» Instruções:
**a)** Copie do texto sobre o Desportivo de Chaves o trecho entre "Corrida à fase" e "serão apurados diretamente.", inclusive.
**b)** Dê a continuação do texto sobre o Desportivo de Chaves, começando logo depois da última frase apresentada.

O Desportivo de Chaves arranca em casa a presença inédita numa segunda fase do nacional de juvenis, recebendo o Boavista este domingo, às 11:00.

Apesar de ser uma novidade para o clube transmontano, a equipa quer ter “uma palavra a dizer” e pretende começar já com um triunfo na receção aos axadrezados.

“Esta fase será pensada jogo a jogo e não pode ser de outra maneira, somos um grupo organizado há três meses e meio, fizemos um bom trabalho mas não temos algumas armas e requisitos que se querem nesta competição, há equipa que tem jogadores há quatro ou cinco anos nos nacionais”, lembrou Calina.

Apesar da competitividade esperada, o técnico dos flavienses explicou que o objetivo é continuar a “melhorar ainda mais a equipa, para preparar o futuro”.

Corrida à fase final

Com oito equipas, esta segunda fase é jogada a duas voltas, com 14 jornadas no total para apurar as equipas para a terceira fase.

A segunda fase de apuramento de campeão divide-se em duas zonas, norte e sul, com oito clubes cada, onde os dois primeiros de cada série, juntamente com o melhor terceiro das duas, serão apurados diretamente.

Haverá ainda uma vaga para apurar, que será decidida entre o segundo melhor terceiro, o melhor quarto classificado e o representante dos Açores e o representante da Madeira, num sistema de play-off todos contra todos a uma volta por pontos.

Na 3ª fase, os seis clubes apurados jogarão entre si a duas voltas para encontrar o campeão nacional.

5 perguntas a Calina, treinador do GD Chaves: “Estes jogadores têm de ser o sustento para as próximas épocas do clube”

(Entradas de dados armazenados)

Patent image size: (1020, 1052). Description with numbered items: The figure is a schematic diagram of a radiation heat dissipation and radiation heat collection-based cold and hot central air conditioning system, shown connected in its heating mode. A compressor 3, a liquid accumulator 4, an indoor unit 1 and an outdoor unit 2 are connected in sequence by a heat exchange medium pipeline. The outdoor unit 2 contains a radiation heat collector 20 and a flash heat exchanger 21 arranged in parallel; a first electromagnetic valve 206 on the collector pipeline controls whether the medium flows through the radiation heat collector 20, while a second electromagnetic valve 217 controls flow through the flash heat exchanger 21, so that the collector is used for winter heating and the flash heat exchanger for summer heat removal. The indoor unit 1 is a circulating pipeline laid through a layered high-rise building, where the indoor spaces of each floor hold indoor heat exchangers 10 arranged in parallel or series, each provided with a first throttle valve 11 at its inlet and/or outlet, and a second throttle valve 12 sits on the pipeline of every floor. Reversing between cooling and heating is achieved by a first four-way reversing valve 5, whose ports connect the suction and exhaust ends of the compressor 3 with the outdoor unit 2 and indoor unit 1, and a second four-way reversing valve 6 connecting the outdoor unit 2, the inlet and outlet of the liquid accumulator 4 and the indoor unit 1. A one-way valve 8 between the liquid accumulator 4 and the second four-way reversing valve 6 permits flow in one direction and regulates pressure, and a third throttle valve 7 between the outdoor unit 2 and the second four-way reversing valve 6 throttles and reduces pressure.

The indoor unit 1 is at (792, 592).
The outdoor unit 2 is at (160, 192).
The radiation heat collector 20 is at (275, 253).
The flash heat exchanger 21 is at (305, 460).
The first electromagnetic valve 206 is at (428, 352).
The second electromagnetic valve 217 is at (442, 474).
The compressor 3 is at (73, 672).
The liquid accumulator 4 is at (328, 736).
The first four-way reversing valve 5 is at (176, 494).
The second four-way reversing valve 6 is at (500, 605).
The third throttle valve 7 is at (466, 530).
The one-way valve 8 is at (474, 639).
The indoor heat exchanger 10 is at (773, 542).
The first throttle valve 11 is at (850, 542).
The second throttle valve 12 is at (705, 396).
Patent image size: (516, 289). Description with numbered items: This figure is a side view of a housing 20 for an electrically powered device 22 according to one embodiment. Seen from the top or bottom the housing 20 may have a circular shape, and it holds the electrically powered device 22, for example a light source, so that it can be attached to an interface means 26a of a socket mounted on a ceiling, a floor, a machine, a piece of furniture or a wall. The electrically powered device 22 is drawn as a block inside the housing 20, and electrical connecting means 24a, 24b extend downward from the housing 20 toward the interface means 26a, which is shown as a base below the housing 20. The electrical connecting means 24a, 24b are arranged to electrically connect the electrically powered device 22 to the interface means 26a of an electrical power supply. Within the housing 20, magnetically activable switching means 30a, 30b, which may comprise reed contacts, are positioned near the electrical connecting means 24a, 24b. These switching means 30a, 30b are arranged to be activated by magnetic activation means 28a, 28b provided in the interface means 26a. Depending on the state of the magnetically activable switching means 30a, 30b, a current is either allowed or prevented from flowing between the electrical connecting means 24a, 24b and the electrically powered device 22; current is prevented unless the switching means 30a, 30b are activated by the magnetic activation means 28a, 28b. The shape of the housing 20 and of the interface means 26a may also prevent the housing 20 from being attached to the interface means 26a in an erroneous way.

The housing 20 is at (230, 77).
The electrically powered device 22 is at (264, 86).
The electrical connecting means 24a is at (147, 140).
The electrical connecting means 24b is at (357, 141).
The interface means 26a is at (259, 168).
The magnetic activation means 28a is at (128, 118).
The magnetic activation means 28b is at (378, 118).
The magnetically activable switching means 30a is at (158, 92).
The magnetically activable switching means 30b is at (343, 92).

» Respostas às tarefas:
**a)**
Corrida à fase final

Com oito equipas, esta segunda fase é jogada a duas voltas, com 14 jornadas no total para apurar as equipas para a terceira fase.

A segunda fase de apuramento de campeão divide-se em duas zonas, norte e sul, com oito clubes cada, onde os dois primeiros de cada série, juntamente com o melhor terceiro das duas, serão apurados diretamente.

**b)**
A Voz de Chaves: Que segunda fase esperam?
Calina: É sempre diferente pois vamos encontrar as melhores equipas do nosso grupo e da serie B, e é um grupo que tem o candidato ao título, o FC Porto, e acredito que também seja o SC Braga.

Quais são os objetivos?
Queremos continuar a melhorar, fazer com que os jogadores cresçam e continuar a prepara-los para o processo seguinte, que é os sub-19. Há sempre aspetos para melhorar e se fizermos isso vamos valorizar os jogadores e o próprio clube. Da forma como trabalhamos e pela disponibilidade que têm os jogadores, contem connosco, pois vamos lutar em todos os jogos, não vamos fugir à nossa ideia de jogo, ao nosso processo, e não vamos mudar em função do adversário. Acredito piamente que temos uma palavra a dizer.

Depois de terem feito história, poderá haver um relaxamento?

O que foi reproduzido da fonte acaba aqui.